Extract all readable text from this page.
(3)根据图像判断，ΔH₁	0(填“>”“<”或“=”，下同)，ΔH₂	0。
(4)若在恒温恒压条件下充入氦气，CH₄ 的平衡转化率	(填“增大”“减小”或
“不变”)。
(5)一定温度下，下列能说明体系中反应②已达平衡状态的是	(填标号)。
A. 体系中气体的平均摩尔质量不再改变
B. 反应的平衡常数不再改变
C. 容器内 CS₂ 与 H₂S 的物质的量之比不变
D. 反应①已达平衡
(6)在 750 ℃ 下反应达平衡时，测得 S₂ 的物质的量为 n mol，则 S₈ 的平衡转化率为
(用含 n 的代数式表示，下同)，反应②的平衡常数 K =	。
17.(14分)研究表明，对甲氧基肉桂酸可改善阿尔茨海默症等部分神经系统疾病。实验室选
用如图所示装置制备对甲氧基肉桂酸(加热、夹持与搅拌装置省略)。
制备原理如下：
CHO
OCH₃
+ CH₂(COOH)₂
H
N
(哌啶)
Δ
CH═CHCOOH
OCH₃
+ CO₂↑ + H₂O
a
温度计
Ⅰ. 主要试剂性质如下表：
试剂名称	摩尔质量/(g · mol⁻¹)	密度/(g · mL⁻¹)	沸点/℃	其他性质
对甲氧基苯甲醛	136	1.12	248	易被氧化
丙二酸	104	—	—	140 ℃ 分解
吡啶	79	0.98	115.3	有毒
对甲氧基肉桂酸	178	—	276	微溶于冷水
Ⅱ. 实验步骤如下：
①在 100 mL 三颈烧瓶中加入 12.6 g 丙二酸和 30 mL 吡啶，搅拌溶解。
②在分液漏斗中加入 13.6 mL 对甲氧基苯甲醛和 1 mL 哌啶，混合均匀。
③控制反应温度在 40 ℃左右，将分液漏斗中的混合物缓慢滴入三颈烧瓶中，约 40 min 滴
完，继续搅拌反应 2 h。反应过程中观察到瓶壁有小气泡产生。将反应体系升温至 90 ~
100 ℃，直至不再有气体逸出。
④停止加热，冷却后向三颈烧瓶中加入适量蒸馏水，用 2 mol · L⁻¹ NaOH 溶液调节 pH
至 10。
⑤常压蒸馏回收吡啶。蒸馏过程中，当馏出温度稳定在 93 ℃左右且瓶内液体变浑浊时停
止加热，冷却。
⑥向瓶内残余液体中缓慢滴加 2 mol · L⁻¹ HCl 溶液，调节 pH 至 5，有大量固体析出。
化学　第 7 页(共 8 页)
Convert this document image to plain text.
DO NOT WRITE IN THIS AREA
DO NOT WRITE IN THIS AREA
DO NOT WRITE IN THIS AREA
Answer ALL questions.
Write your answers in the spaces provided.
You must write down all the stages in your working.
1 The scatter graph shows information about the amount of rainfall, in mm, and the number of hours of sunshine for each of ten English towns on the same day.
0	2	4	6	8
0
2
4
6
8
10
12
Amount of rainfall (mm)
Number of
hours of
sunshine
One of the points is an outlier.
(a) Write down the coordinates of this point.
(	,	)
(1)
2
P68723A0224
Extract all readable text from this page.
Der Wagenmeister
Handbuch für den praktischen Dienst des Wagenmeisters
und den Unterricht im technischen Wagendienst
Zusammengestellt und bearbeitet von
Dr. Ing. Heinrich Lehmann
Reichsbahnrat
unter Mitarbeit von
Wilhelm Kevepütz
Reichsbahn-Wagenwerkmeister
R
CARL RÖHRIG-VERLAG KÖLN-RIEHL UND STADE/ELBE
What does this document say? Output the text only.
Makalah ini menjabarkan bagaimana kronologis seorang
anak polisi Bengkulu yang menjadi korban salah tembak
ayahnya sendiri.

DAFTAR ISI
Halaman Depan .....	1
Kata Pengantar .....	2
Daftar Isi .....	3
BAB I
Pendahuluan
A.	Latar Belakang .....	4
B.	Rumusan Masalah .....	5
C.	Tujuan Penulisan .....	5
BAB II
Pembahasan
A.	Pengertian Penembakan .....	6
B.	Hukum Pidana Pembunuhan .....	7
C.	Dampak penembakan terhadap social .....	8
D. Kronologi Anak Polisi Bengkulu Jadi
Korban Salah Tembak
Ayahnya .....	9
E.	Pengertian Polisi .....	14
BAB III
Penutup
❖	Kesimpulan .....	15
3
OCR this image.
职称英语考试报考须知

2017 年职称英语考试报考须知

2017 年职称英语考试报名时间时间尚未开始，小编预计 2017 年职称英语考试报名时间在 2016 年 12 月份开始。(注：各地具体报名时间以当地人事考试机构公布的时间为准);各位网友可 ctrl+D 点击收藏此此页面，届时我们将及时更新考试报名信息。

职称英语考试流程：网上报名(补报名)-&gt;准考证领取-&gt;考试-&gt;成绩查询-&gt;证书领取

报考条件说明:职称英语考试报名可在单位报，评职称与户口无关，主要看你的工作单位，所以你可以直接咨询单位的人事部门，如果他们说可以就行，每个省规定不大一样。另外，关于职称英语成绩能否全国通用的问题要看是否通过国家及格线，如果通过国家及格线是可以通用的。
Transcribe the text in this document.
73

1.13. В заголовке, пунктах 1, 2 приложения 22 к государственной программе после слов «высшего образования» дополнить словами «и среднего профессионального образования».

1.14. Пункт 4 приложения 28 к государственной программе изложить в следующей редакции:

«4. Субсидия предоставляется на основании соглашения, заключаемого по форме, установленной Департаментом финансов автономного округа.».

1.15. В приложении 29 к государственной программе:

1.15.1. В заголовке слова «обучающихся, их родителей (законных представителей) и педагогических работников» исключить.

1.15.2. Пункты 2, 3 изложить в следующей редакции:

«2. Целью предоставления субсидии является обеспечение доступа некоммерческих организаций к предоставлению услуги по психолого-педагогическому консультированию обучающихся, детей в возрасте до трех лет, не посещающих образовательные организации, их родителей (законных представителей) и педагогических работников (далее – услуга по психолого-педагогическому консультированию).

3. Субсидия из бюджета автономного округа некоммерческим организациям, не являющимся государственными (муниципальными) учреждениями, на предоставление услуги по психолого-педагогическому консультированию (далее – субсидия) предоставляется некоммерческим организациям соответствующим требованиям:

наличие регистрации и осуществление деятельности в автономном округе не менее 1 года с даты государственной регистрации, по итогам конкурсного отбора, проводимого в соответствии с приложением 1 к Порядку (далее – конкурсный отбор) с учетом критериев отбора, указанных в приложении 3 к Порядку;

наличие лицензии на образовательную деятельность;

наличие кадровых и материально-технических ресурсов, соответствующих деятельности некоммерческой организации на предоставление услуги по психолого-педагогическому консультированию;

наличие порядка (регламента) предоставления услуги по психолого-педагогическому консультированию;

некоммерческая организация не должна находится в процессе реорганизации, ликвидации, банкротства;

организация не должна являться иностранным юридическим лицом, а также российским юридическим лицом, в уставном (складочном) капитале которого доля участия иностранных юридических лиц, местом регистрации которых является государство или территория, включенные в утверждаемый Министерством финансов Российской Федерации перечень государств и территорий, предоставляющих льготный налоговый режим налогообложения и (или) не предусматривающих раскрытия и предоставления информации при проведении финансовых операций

——

* PROBLEM *
Make an exact copy of every line in the data.

* WRITTEN RESPONSE *
Extract all readable text from this page.
(3)根据图像判断，ΔH₁	0(填“>”“<”或“=”，下同)，ΔH₂	0。
(4)若在恒温恒压条件下充入氦气，CH₄ 的平衡转化率	(填“增大”“减小”或
“不变”)。
(5)一定温度下，下列能说明体系中反应②已达平衡状态的是	(填标号)。
A. 体系中气体的平均摩尔质量不再改变
B. 反应的平衡常数不再改变
C. 容器内 CS₂ 与 H₂S 的物质的量之比不变
D. 反应①已达平衡
(6)在 750 ℃ 下反应达平衡时，测得 S₂ 的物质的量为 n mol，则 S₈ 的平衡转化率为
(用含 n 的代数式表示，下同)，反应②的平衡常数 K =	。
17.(14分)研究表明，对甲氧基肉桂酸可改善阿尔茨海默症等部分神经系统疾病。实验室选
用如图所示装置制备对甲氧基肉桂酸(加热、夹持与搅拌装置省略)。
制备原理如下：
CHO
OCH₃
+ CH₂(COOH)₂
H
N
(哌啶)
Δ
CH═CHCOOH
OCH₃
+ CO₂↑ + H₂O
a
温度计
Ⅰ. 主要试剂性质如下表：
试剂名称	摩尔质量/(g · mol⁻¹)	密度/(g · mL⁻¹)	沸点/℃	其他性质
对甲氧基苯甲醛	136	1.12	248	易被氧化
丙二酸	104	—	—	140 ℃ 分解
吡啶	79	0.98	115.3	有毒
对甲氧基肉桂酸	178	—	276	微溶于冷水
Ⅱ. 实验步骤如下：
①在 100 mL 三颈烧瓶中加入 12.6 g 丙二酸和 30 mL 吡啶，搅拌溶解。
②在分液漏斗中加入 13.6 mL 对甲氧基苯甲醛和 1 mL 哌啶，混合均匀。
③控制反应温度在 40 ℃左右，将分液漏斗中的混合物缓慢滴入三颈烧瓶中，约 40 min 滴
完，继续搅拌反应 2 h。反应过程中观察到瓶壁有小气泡产生。将反应体系升温至 90 ~
100 ℃，直至不再有气体逸出。
④停止加热，冷却后向三颈烧瓶中加入适量蒸馏水，用 2 mol · L⁻¹ NaOH 溶液调节 pH
至 10。
⑤常压蒸馏回收吡啶。蒸馏过程中，当馏出温度稳定在 93 ℃左右且瓶内液体变浑浊时停
止加热，冷却。
⑥向瓶内残余液体中缓慢滴加 2 mol · L⁻¹ HCl 溶液，调节 pH 至 5，有大量固体析出。
化学　第 7 页(共 8 页)
Convert this document image to plain text.
DO NOT WRITE IN THIS AREA
DO NOT WRITE IN THIS AREA
DO NOT WRITE IN THIS AREA
Answer ALL questions.
Write your answers in the spaces provided.
You must write down all the stages in your working.
1 The scatter graph shows information about the amount of rainfall, in mm, and the number of hours of sunshine for each of ten English towns on the same day.
0	2	4	6	8
0
2
4
6
8
10
12
Amount of rainfall (mm)
Number of
hours of
sunshine
One of the points is an outlier.
(a) Write down the coordinates of this point.
(	,	)
(1)
2
P68723A0224
Extract all readable text from this page.
Der Wagenmeister
Handbuch für den praktischen Dienst des Wagenmeisters
und den Unterricht im technischen Wagendienst
Zusammengestellt und bearbeitet von
Dr. Ing. Heinrich Lehmann
Reichsbahnrat
unter Mitarbeit von
Wilhelm Kevepütz
Reichsbahn-Wagenwerkmeister
R
CARL RÖHRIG-VERLAG KÖLN-RIEHL UND STADE/ELBE
What does this document say? Output the text only.
Makalah ini menjabarkan bagaimana kronologis seorang
anak polisi Bengkulu yang menjadi korban salah tembak
ayahnya sendiri.

DAFTAR ISI
Halaman Depan .....	1
Kata Pengantar .....	2
Daftar Isi .....	3
BAB I
Pendahuluan
A.	Latar Belakang .....	4
B.	Rumusan Masalah .....	5
C.	Tujuan Penulisan .....	5
BAB II
Pembahasan
A.	Pengertian Penembakan .....	6
B.	Hukum Pidana Pembunuhan .....	7
C.	Dampak penembakan terhadap social .....	8
D. Kronologi Anak Polisi Bengkulu Jadi
Korban Salah Tembak
Ayahnya .....	9
E.	Pengertian Polisi .....	14
BAB III
Penutup
❖	Kesimpulan .....	15
3
OCR this image.
职称英语考试报考须知

2017 年职称英语考试报考须知

2017 年职称英语考试报名时间时间尚未开始，小编预计 2017 年职称英语考试报名时间在 2016 年 12 月份开始。(注：各地具体报名时间以当地人事考试机构公布的时间为准);各位网友可 ctrl+D 点击收藏此此页面，届时我们将及时更新考试报名信息。

职称英语考试流程：网上报名(补报名)-&gt;准考证领取-&gt;考试-&gt;成绩查询-&gt;证书领取

报考条件说明:职称英语考试报名可在单位报，评职称与户口无关，主要看你的工作单位，所以你可以直接咨询单位的人事部门，如果他们说可以就行，每个省规定不大一样。另外，关于职称英语成绩能否全国通用的问题要看是否通过国家及格线，如果通过国家及格线是可以通用的。
Transcribe the text in this document.
73

1.13. В заголовке, пунктах 1, 2 приложения 22 к государственной программе после слов «высшего образования» дополнить словами «и среднего профессионального образования».

1.14. Пункт 4 приложения 28 к государственной программе изложить в следующей редакции:

«4. Субсидия предоставляется на основании соглашения, заключаемого по форме, установленной Департаментом финансов автономного округа.».

1.15. В приложении 29 к государственной программе:

1.15.1. В заголовке слова «обучающихся, их родителей (законных представителей) и педагогических работников» исключить.

1.15.2. Пункты 2, 3 изложить в следующей редакции:

«2. Целью предоставления субсидии является обеспечение доступа некоммерческих организаций к предоставлению услуги по психолого-педагогическому консультированию обучающихся, детей в возрасте до трех лет, не посещающих образовательные организации, их родителей (законных представителей) и педагогических работников (далее – услуга по психолого-педагогическому консультированию).

3. Субсидия из бюджета автономного округа некоммерческим организациям, не являющимся государственными (муниципальными) учреждениями, на предоставление услуги по психолого-педагогическому консультированию (далее – субсидия) предоставляется некоммерческим организациям соответствующим требованиям:

наличие регистрации и осуществление деятельности в автономном округе не менее 1 года с даты государственной регистрации, по итогам конкурсного отбора, проводимого в соответствии с приложением 1 к Порядку (далее – конкурсный отбор) с учетом критериев отбора, указанных в приложении 3 к Порядку;

наличие лицензии на образовательную деятельность;

наличие кадровых и материально-технических ресурсов, соответствующих деятельности некоммерческой организации на предоставление услуги по психолого-педагогическому консультированию;

наличие порядка (регламента) предоставления услуги по психолого-педагогическому консультированию;

некоммерческая организация не должна находится в процессе реорганизации, ликвидации, банкротства;

организация не должна являться иностранным юридическим лицом, а также российским юридическим лицом, в уставном (складочном) капитале которого доля участия иностранных юридических лиц, местом регистрации которых является государство или территория, включенные в утверждаемый Министерством финансов Российской Федерации перечень государств и территорий, предоставляющих льготный налоговый режим налогообложения и (или) не предусматривающих раскрытия и предоставления информации при проведении финансовых операций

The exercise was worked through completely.